OBJECTIVE | Each line of the listing that contains the word "must" is to be copied.

RECORD LIST |
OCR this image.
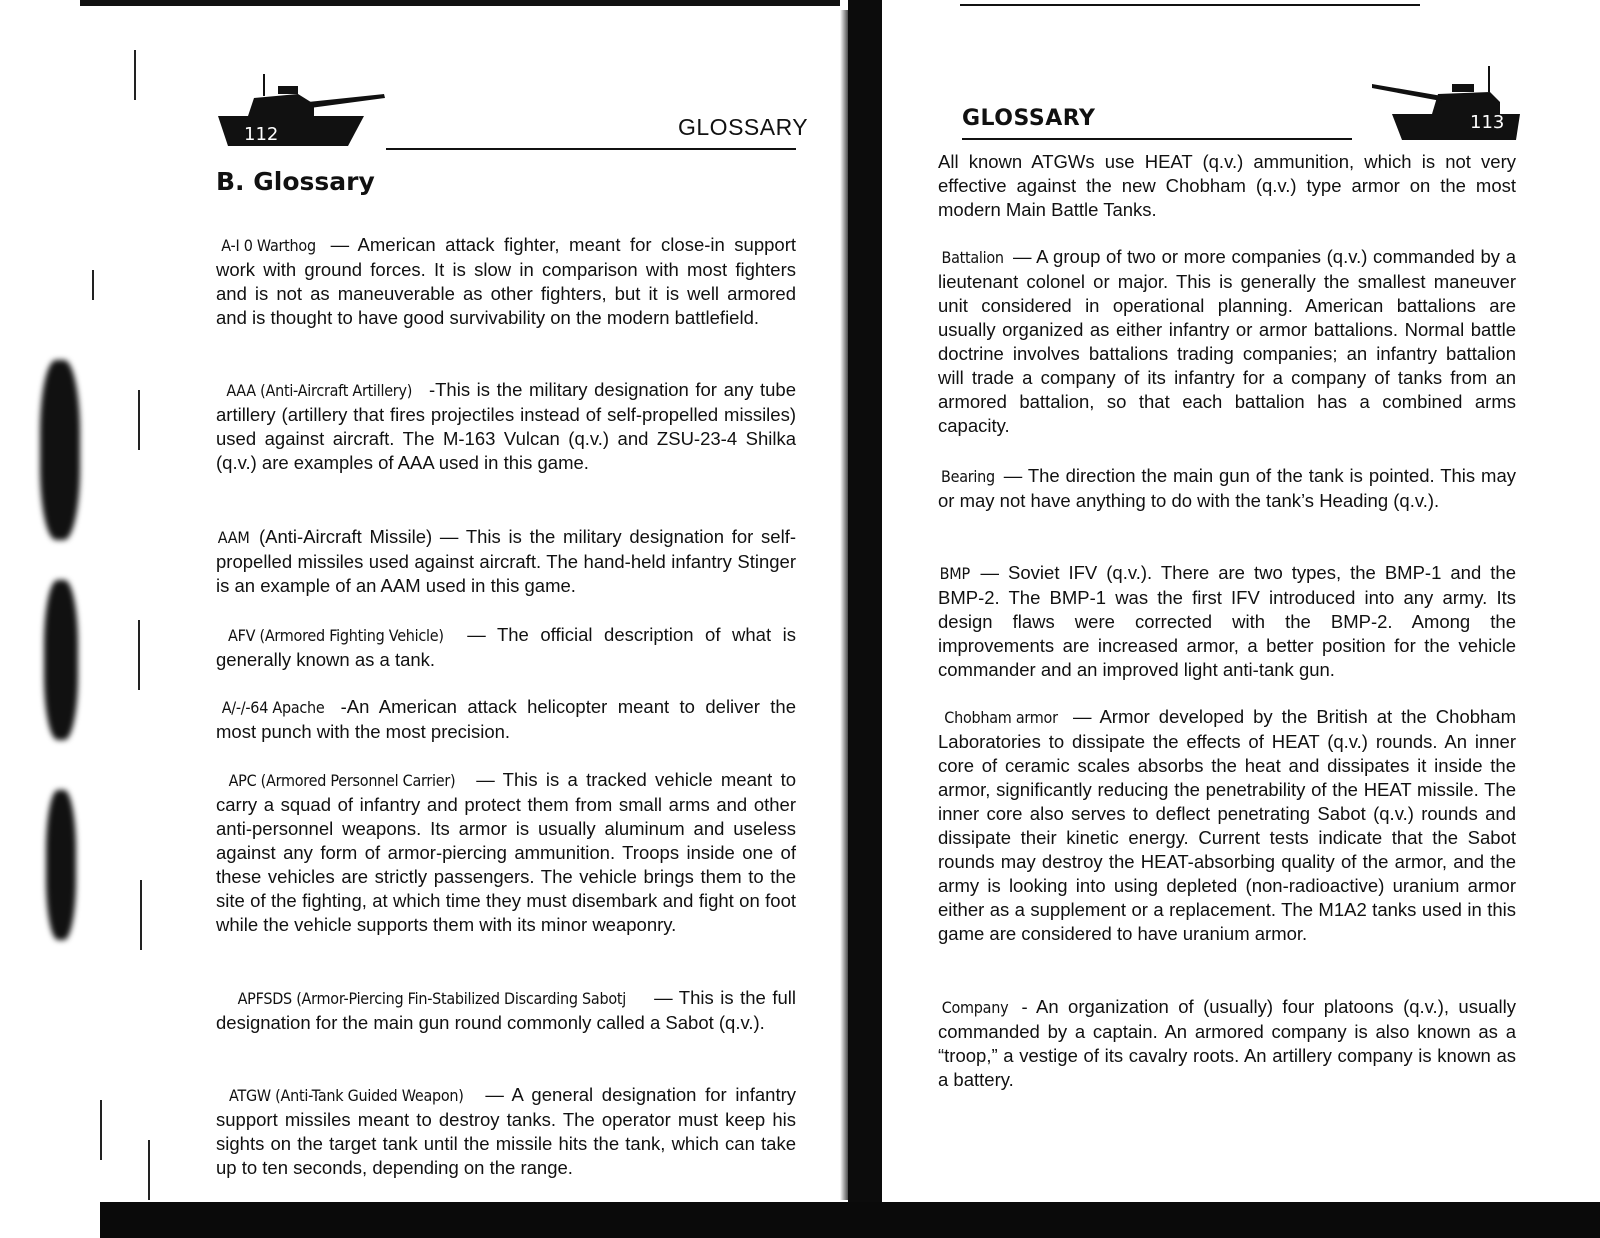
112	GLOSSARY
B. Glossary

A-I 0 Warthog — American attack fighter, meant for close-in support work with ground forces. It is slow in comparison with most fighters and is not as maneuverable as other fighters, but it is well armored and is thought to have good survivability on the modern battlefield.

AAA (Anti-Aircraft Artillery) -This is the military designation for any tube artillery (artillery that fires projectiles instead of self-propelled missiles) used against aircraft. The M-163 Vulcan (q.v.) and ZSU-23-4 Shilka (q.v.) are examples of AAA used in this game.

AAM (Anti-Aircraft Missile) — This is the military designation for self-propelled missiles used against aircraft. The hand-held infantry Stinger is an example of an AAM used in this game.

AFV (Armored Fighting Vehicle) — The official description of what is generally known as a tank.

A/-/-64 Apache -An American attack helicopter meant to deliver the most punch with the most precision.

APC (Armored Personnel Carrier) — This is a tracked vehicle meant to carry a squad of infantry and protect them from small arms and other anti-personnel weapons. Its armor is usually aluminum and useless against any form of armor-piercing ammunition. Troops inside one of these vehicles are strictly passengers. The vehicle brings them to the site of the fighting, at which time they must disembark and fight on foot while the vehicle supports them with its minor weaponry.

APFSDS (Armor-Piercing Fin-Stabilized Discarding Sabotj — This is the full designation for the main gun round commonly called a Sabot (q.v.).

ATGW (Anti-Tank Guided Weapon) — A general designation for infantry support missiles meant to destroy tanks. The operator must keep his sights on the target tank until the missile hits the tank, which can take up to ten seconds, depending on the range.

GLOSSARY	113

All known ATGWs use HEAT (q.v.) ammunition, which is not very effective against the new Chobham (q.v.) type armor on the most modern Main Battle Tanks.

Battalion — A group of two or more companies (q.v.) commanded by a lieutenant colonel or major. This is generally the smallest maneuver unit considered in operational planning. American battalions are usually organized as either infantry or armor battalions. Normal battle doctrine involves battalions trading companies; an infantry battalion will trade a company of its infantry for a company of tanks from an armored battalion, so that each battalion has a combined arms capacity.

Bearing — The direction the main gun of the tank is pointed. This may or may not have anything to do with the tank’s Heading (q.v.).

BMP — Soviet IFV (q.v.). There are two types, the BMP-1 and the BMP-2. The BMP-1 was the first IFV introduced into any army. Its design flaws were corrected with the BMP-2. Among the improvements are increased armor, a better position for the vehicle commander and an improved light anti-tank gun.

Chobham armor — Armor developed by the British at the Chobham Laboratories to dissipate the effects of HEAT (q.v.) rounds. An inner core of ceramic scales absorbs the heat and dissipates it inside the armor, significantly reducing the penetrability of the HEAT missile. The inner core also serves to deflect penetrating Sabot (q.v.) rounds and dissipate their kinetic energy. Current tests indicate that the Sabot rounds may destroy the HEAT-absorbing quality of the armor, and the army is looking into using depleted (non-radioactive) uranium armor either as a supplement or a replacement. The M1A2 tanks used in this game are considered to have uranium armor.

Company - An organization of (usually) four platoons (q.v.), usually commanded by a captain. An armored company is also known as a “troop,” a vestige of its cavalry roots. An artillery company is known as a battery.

ANSWER IN FULL |
APC (Armored Personnel Carrier) — This is a tracked vehicle meant to carry a squad of infantry and protect them from small arms and other anti-personnel weapons. Its armor is usually aluminum and useless against any form of armor-piercing ammunition. Troops inside one of these vehicles are strictly passengers. The vehicle brings them to the site of the fighting, at which time they must disembark and fight on foot while the vehicle supports them with its minor weaponry.
ATGW (Anti-Tank Guided Weapon) — A general designation for infantry support missiles meant to destroy tanks. The operator must keep his sights on the target tank until the missile hits the tank, which can take up to ten seconds, depending on the range.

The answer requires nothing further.